_PROVIDED INFORMATION_
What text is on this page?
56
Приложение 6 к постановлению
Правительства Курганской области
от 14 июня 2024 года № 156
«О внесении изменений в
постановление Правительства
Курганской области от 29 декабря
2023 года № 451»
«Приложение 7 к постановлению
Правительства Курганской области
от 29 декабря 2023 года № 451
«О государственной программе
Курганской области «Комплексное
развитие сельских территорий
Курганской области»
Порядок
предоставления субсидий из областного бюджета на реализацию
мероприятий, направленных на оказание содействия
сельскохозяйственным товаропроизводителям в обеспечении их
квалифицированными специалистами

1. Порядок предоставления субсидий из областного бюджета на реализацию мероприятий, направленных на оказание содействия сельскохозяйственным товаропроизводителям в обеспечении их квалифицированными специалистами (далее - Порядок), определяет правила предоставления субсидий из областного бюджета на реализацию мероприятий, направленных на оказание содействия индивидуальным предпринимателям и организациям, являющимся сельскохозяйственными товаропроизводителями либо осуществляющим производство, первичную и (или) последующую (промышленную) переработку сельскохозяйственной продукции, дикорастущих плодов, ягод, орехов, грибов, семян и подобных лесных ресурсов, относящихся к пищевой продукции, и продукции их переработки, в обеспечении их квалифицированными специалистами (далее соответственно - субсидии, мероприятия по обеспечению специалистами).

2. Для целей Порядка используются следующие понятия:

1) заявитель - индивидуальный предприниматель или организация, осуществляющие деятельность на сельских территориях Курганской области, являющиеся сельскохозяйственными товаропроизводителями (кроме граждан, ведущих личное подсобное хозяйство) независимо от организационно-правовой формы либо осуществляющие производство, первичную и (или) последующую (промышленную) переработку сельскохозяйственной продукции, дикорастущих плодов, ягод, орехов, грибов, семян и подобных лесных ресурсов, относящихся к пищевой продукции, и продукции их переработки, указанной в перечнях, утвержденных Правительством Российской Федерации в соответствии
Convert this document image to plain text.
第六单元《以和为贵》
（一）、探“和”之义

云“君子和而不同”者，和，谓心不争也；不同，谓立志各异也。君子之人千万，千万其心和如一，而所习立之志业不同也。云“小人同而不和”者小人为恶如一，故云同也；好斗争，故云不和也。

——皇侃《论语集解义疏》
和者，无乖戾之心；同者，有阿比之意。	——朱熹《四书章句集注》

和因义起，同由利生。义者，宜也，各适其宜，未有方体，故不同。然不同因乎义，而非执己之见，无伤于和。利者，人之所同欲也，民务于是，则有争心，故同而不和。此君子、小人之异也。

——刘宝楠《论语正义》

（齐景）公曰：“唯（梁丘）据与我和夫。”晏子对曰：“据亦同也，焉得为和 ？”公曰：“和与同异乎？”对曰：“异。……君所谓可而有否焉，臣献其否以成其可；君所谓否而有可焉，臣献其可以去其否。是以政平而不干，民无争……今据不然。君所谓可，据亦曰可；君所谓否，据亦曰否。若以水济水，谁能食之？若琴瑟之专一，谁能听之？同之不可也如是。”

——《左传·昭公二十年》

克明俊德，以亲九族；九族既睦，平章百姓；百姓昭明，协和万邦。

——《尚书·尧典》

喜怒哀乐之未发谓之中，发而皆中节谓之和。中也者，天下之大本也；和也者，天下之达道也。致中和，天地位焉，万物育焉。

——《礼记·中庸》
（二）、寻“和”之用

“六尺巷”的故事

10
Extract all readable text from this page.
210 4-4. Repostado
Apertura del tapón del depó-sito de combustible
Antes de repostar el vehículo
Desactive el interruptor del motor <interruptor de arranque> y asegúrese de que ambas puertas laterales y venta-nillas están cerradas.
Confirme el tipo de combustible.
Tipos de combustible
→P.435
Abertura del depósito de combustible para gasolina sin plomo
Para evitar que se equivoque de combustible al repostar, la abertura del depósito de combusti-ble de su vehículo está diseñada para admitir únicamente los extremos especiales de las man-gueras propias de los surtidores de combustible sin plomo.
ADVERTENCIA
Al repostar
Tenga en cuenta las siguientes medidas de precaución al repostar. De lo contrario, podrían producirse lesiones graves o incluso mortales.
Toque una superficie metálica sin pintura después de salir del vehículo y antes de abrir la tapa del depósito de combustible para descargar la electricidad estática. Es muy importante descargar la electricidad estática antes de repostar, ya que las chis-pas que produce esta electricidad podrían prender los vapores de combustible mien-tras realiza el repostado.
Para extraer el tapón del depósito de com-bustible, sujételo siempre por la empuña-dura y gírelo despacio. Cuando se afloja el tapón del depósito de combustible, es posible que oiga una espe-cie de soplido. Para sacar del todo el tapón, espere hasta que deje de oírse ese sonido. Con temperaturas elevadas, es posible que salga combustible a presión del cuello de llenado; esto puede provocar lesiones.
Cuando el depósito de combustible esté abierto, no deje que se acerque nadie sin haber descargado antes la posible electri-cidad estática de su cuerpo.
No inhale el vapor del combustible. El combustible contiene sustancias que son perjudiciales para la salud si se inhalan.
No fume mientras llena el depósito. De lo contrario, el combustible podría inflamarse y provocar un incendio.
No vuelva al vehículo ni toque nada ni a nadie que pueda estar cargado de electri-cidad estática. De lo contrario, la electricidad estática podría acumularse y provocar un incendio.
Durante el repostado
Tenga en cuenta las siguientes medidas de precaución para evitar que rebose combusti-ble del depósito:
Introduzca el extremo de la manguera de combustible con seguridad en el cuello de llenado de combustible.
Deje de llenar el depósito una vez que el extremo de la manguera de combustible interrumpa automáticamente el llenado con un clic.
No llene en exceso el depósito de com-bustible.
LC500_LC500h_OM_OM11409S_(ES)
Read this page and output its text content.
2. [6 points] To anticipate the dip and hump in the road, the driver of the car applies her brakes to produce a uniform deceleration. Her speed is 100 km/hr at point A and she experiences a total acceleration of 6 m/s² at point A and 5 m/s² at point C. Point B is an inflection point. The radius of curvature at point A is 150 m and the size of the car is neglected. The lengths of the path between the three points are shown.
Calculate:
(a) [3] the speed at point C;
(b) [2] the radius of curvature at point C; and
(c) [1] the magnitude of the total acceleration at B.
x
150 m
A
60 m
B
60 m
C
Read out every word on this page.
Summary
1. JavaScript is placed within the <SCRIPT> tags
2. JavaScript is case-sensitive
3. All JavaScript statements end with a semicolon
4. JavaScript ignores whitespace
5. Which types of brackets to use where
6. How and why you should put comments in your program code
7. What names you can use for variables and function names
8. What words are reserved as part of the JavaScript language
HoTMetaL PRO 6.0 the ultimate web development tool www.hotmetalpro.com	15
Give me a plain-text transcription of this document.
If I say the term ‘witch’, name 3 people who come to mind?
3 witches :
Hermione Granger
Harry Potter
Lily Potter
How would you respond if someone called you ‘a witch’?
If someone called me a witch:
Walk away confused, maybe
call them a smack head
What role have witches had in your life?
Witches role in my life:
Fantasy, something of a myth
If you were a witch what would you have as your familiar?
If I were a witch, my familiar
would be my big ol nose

_TASK TO COMPLETE_
Pick out the lines containing the string "your" and show them.

_WORKED SOLUTION_
6. How and why you should put comments in your program code
What role have witches had in your life?
If you were a witch what would you have as your familiar?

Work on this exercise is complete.